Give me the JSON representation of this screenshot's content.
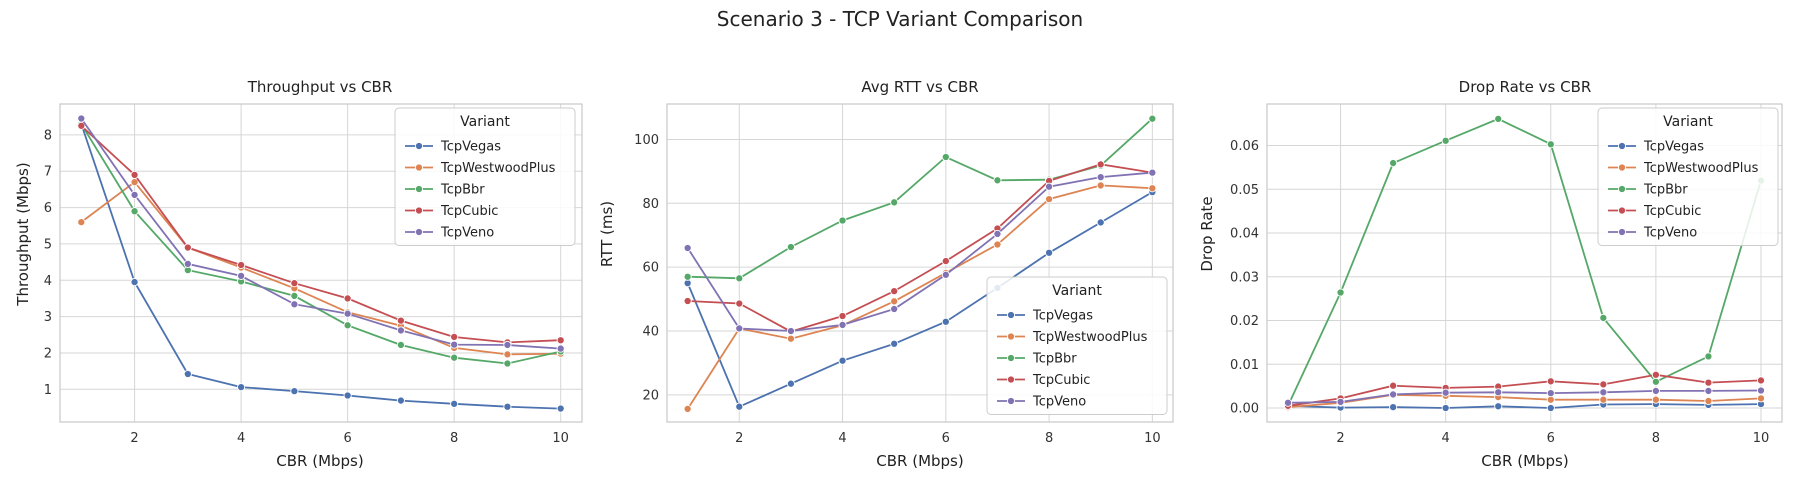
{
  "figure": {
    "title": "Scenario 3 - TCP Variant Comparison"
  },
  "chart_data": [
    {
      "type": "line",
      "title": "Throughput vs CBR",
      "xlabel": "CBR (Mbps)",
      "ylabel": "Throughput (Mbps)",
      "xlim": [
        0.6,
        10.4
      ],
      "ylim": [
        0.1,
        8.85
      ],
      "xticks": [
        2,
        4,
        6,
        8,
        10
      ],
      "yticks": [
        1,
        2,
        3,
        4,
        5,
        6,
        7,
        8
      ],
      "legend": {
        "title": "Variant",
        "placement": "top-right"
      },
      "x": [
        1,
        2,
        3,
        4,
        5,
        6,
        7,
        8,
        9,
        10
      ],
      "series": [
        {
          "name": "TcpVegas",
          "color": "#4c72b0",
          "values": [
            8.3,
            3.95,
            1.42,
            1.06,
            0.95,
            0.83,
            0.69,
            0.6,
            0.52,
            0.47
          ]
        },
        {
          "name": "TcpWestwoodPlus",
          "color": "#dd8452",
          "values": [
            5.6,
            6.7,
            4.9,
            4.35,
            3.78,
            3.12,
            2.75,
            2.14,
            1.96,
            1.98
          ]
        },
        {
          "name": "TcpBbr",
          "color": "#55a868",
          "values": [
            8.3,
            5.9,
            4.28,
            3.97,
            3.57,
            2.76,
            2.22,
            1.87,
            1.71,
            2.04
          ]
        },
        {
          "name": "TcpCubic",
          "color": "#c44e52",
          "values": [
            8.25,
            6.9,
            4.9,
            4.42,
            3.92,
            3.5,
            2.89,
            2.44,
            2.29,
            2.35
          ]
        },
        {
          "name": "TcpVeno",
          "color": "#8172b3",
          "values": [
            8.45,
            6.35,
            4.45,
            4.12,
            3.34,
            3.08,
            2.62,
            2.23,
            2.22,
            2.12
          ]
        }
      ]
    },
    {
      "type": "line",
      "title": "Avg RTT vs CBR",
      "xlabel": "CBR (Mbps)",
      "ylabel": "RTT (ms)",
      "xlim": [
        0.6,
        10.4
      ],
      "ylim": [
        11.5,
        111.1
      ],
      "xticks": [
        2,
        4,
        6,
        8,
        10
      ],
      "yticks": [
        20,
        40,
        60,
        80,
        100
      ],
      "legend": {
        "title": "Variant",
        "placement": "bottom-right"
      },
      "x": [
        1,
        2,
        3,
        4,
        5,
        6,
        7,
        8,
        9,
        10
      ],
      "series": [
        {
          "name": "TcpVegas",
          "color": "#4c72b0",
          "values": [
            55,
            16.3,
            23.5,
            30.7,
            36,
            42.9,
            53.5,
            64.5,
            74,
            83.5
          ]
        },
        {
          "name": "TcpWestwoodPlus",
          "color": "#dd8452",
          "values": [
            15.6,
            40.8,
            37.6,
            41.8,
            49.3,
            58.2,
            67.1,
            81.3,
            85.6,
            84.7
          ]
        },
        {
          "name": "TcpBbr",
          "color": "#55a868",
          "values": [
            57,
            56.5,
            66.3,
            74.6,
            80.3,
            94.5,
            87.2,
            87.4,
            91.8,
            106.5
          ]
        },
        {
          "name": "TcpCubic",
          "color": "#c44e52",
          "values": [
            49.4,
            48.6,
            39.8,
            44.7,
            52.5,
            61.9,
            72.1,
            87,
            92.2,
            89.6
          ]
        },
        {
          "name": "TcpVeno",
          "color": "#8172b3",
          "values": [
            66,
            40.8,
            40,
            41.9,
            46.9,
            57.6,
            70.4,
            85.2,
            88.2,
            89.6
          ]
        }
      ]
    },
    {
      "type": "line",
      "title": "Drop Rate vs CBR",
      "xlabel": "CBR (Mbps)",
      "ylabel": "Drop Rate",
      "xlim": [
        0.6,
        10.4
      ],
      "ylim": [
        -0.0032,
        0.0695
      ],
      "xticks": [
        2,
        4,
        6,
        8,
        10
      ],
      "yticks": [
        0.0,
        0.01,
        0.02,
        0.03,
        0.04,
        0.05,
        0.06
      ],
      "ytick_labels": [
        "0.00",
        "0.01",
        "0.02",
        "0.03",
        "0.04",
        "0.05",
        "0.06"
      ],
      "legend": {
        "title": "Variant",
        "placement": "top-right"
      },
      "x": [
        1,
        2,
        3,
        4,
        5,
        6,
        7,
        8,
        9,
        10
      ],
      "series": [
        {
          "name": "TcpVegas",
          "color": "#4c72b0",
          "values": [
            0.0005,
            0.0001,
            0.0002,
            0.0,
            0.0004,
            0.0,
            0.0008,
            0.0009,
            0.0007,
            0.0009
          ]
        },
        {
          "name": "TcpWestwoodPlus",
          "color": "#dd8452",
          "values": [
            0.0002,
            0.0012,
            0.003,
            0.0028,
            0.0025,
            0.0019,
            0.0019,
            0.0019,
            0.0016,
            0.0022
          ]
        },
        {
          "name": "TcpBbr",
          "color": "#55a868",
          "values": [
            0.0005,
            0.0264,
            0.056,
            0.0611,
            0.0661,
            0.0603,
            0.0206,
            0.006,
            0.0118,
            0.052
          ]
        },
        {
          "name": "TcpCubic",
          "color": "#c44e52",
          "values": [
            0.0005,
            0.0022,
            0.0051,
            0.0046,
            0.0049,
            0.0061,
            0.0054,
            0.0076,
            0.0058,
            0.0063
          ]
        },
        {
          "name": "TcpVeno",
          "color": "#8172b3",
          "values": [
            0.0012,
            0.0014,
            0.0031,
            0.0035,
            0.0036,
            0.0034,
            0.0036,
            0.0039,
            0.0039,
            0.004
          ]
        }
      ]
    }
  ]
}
*-*-*
Repeat each entry exactly as given; no pictures belong in the copy.

**Response to this exercise**
Give me the JSON representation of this screenshot's content.
{
  "figure": {
    "title": "Scenario 3 - TCP Variant Comparison"
  },
  "chart_data": [
    {
      "type": "line",
      "title": "Throughput vs CBR",
      "xlabel": "CBR (Mbps)",
      "ylabel": "Throughput (Mbps)",
      "xlim": [
        0.6,
        10.4
      ],
      "ylim": [
        0.1,
        8.85
      ],
      "xticks": [
        2,
        4,
        6,
        8,
        10
      ],
      "yticks": [
        1,
        2,
        3,
        4,
        5,
        6,
        7,
        8
      ],
      "legend": {
        "title": "Variant",
        "placement": "top-right"
      },
      "x": [
        1,
        2,
        3,
        4,
        5,
        6,
        7,
        8,
        9,
        10
      ],
      "series": [
        {
          "name": "TcpVegas",
          "color": "#4c72b0",
          "values": [
            8.3,
            3.95,
            1.42,
            1.06,
            0.95,
            0.83,
            0.69,
            0.6,
            0.52,
            0.47
          ]
        },
        {
          "name": "TcpWestwoodPlus",
          "color": "#dd8452",
          "values": [
            5.6,
            6.7,
            4.9,
            4.35,
            3.78,
            3.12,
            2.75,
            2.14,
            1.96,
            1.98
          ]
        },
        {
          "name": "TcpBbr",
          "color": "#55a868",
          "values": [
            8.3,
            5.9,
            4.28,
            3.97,
            3.57,
            2.76,
            2.22,
            1.87,
            1.71,
            2.04
          ]
        },
        {
          "name": "TcpCubic",
          "color": "#c44e52",
          "values": [
            8.25,
            6.9,
            4.9,
            4.42,
            3.92,
            3.5,
            2.89,
            2.44,
            2.29,
            2.35
          ]
        },
        {
          "name": "TcpVeno",
          "color": "#8172b3",
          "values": [
            8.45,
            6.35,
            4.45,
            4.12,
            3.34,
            3.08,
            2.62,
            2.23,
            2.22,
            2.12
          ]
        }
      ]
    },
    {
      "type": "line",
      "title": "Avg RTT vs CBR",
      "xlabel": "CBR (Mbps)",
      "ylabel": "RTT (ms)",
      "xlim": [
        0.6,
        10.4
      ],
      "ylim": [
        11.5,
        111.1
      ],
      "xticks": [
        2,
        4,
        6,
        8,
        10
      ],
      "yticks": [
        20,
        40,
        60,
        80,
        100
      ],
      "legend": {
        "title": "Variant",
        "placement": "bottom-right"
      },
      "x": [
        1,
        2,
        3,
        4,
        5,
        6,
        7,
        8,
        9,
        10
      ],
      "series": [
        {
          "name": "TcpVegas",
          "color": "#4c72b0",
          "values": [
            55,
            16.3,
            23.5,
            30.7,
            36,
            42.9,
            53.5,
            64.5,
            74,
            83.5
          ]
        },
        {
          "name": "TcpWestwoodPlus",
          "color": "#dd8452",
          "values": [
            15.6,
            40.8,
            37.6,
            41.8,
            49.3,
            58.2,
            67.1,
            81.3,
            85.6,
            84.7
          ]
        },
        {
          "name": "TcpBbr",
          "color": "#55a868",
          "values": [
            57,
            56.5,
            66.3,
            74.6,
            80.3,
            94.5,
            87.2,
            87.4,
            91.8,
            106.5
          ]
        },
        {
          "name": "TcpCubic",
          "color": "#c44e52",
          "values": [
            49.4,
            48.6,
            39.8,
            44.7,
            52.5,
            61.9,
            72.1,
            87,
            92.2,
            89.6
          ]
        },
        {
          "name": "TcpVeno",
          "color": "#8172b3",
          "values": [
            66,
            40.8,
            40,
            41.9,
            46.9,
            57.6,
            70.4,
            85.2,
            88.2,
            89.6
          ]
        }
      ]
    },
    {
      "type": "line",
      "title": "Drop Rate vs CBR",
      "xlabel": "CBR (Mbps)",
      "ylabel": "Drop Rate",
      "xlim": [
        0.6,
        10.4
      ],
      "ylim": [
        -0.0032,
        0.0695
      ],
      "xticks": [
        2,
        4,
        6,
        8,
        10
      ],
      "yticks": [
        0.0,
        0.01,
        0.02,
        0.03,
        0.04,
        0.05,
        0.06
      ],
      "ytick_labels": [
        "0.00",
        "0.01",
        "0.02",
        "0.03",
        "0.04",
        "0.05",
        "0.06"
      ],
      "legend": {
        "title": "Variant",
        "placement": "top-right"
      },
      "x": [
        1,
        2,
        3,
        4,
        5,
        6,
        7,
        8,
        9,
        10
      ],
      "series": [
        {
          "name": "TcpVegas",
          "color": "#4c72b0",
          "values": [
            0.0005,
            0.0001,
            0.0002,
            0.0,
            0.0004,
            0.0,
            0.0008,
            0.0009,
            0.0007,
            0.0009
          ]
        },
        {
          "name": "TcpWestwoodPlus",
          "color": "#dd8452",
          "values": [
            0.0002,
            0.0012,
            0.003,
            0.0028,
            0.0025,
            0.0019,
            0.0019,
            0.0019,
            0.0016,
            0.0022
          ]
        },
        {
          "name": "TcpBbr",
          "color": "#55a868",
          "values": [
            0.0005,
            0.0264,
            0.056,
            0.0611,
            0.0661,
            0.0603,
            0.0206,
            0.006,
            0.0118,
            0.052
          ]
        },
        {
          "name": "TcpCubic",
          "color": "#c44e52",
          "values": [
            0.0005,
            0.0022,
            0.0051,
            0.0046,
            0.0049,
            0.0061,
            0.0054,
            0.0076,
            0.0058,
            0.0063
          ]
        },
        {
          "name": "TcpVeno",
          "color": "#8172b3",
          "values": [
            0.0012,
            0.0014,
            0.0031,
            0.0035,
            0.0036,
            0.0034,
            0.0036,
            0.0039,
            0.0039,
            0.004
          ]
        }
      ]
    }
  ]
}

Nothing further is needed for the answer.